-- Begin --
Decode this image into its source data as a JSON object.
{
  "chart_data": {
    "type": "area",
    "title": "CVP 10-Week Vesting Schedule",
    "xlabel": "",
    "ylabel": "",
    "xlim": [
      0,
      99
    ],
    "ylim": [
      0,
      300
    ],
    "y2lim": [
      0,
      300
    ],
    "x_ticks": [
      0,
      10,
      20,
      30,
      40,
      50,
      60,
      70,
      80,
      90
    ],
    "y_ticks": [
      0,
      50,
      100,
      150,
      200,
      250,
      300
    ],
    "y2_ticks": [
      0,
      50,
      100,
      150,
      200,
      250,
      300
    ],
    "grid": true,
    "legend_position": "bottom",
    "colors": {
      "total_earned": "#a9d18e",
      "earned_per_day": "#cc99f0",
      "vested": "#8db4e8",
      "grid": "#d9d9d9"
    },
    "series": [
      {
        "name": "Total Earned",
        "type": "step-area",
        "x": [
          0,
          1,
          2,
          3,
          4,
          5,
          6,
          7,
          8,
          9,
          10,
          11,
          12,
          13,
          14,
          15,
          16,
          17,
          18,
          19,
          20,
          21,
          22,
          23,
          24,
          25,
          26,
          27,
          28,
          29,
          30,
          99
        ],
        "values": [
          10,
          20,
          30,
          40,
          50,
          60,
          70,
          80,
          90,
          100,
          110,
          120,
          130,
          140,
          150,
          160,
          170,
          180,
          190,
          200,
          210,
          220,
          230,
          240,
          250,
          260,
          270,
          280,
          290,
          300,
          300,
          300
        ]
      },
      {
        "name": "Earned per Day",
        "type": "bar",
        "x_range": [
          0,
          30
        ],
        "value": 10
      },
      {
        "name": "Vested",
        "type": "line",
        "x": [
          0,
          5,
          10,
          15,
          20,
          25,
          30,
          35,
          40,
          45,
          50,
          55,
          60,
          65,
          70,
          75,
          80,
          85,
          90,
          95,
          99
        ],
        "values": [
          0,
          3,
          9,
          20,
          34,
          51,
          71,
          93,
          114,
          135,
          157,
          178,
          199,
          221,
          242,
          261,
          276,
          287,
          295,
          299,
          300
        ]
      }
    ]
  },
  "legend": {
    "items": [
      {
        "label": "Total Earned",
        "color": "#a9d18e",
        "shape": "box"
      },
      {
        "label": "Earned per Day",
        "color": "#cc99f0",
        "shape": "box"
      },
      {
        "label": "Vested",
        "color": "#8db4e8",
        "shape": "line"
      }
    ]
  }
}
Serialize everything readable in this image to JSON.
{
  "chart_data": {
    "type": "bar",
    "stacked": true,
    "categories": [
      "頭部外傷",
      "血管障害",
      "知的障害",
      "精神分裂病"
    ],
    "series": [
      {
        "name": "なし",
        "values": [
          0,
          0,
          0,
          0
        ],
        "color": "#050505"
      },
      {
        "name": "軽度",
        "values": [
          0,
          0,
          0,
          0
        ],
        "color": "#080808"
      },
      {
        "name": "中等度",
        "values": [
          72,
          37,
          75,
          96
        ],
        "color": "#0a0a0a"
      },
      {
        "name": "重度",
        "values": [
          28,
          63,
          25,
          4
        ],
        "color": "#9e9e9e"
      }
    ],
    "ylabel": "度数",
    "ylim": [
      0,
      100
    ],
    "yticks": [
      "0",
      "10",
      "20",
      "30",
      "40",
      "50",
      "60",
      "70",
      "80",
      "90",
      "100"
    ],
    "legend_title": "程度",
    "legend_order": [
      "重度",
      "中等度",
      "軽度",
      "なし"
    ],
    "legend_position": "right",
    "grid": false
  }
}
-- End --
# [What is being asked]
Begin at the line containing "Serialize everything readable" and reproduce each line through the end of the records above.

# [Response]
Serialize everything readable in this image to JSON.
{
  "chart_data": {
    "type": "bar",
    "stacked": true,
    "categories": [
      "頭部外傷",
      "血管障害",
      "知的障害",
      "精神分裂病"
    ],
    "series": [
      {
        "name": "なし",
        "values": [
          0,
          0,
          0,
          0
        ],
        "color": "#050505"
      },
      {
        "name": "軽度",
        "values": [
          0,
          0,
          0,
          0
        ],
        "color": "#080808"
      },
      {
        "name": "中等度",
        "values": [
          72,
          37,
          75,
          96
        ],
        "color": "#0a0a0a"
      },
      {
        "name": "重度",
        "values": [
          28,
          63,
          25,
          4
        ],
        "color": "#9e9e9e"
      }
    ],
    "ylabel": "度数",
    "ylim": [
      0,
      100
    ],
    "yticks": [
      "0",
      "10",
      "20",
      "30",
      "40",
      "50",
      "60",
      "70",
      "80",
      "90",
      "100"
    ],
    "legend_title": "程度",
    "legend_order": [
      "重度",
      "中等度",
      "軽度",
      "なし"
    ],
    "legend_position": "right",
    "grid": false
  }
}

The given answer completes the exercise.